Entries shown

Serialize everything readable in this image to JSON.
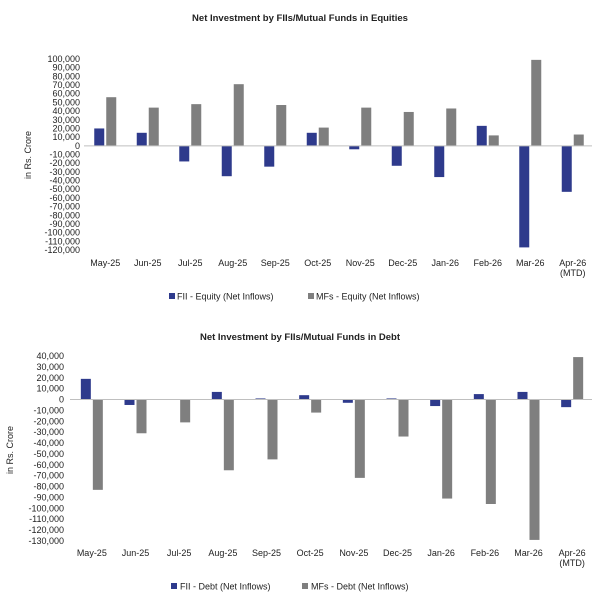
{
  "colors": {
    "fii": "#2e3a8c",
    "mf": "#7f7f7f",
    "axis": "#bfbfbf"
  },
  "chart_data": [
    {
      "type": "bar",
      "title": "Net Investment by FIIs/Mutual Funds in Equities",
      "ylabel": "in Rs. Crore",
      "categories": [
        "May-25",
        "Jun-25",
        "Jul-25",
        "Aug-25",
        "Sep-25",
        "Oct-25",
        "Nov-25",
        "Dec-25",
        "Jan-26",
        "Feb-26",
        "Mar-26",
        "Apr-26\n(MTD)"
      ],
      "series": [
        {
          "name": "FII - Equity (Net Inflows)",
          "values": [
            20000,
            15000,
            -18000,
            -35000,
            -24000,
            15000,
            -4000,
            -23000,
            -36000,
            23000,
            -117000,
            -53000
          ]
        },
        {
          "name": "MFs - Equity (Net Inflows)",
          "values": [
            56000,
            44000,
            48000,
            71000,
            47000,
            21000,
            44000,
            39000,
            43000,
            12000,
            99000,
            13000
          ]
        }
      ],
      "ylim": [
        -120000,
        100000
      ],
      "ytick_step": 10000,
      "yticks": [
        "100,000",
        "90,000",
        "80,000",
        "70,000",
        "60,000",
        "50,000",
        "40,000",
        "30,000",
        "20,000",
        "10,000",
        "0",
        "-10,000",
        "-20,000",
        "-30,000",
        "-40,000",
        "-50,000",
        "-60,000",
        "-70,000",
        "-80,000",
        "-90,000",
        "-100,000",
        "-110,000",
        "-120,000"
      ],
      "grid": false,
      "legend": "bottom"
    },
    {
      "type": "bar",
      "title": "Net Investment by FIIs/Mutual Funds in Debt",
      "ylabel": "in Rs. Crore",
      "categories": [
        "May-25",
        "Jun-25",
        "Jul-25",
        "Aug-25",
        "Sep-25",
        "Oct-25",
        "Nov-25",
        "Dec-25",
        "Jan-26",
        "Feb-26",
        "Mar-26",
        "Apr-26\n(MTD)"
      ],
      "series": [
        {
          "name": "FII - Debt (Net Inflows)",
          "values": [
            19000,
            -5000,
            0,
            7000,
            1000,
            4000,
            -3000,
            1000,
            -6000,
            5000,
            7000,
            -7000
          ]
        },
        {
          "name": "MFs - Debt (Net Inflows)",
          "values": [
            -83000,
            -31000,
            -21000,
            -65000,
            -55000,
            -12000,
            -72000,
            -34000,
            -91000,
            -96000,
            -129000,
            39000
          ]
        }
      ],
      "ylim": [
        -130000,
        40000
      ],
      "ytick_step": 10000,
      "yticks": [
        "40,000",
        "30,000",
        "20,000",
        "10,000",
        "0",
        "-10,000",
        "-20,000",
        "-30,000",
        "-40,000",
        "-50,000",
        "-60,000",
        "-70,000",
        "-80,000",
        "-90,000",
        "-100,000",
        "-110,000",
        "-120,000",
        "-130,000"
      ],
      "grid": false,
      "legend": "bottom"
    }
  ]
}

Set exercise
Show every line that contains the word "Equity".

The reply
          "name": "FII - Equity (Net Inflows)",
          "name": "MFs - Equity (Net Inflows)",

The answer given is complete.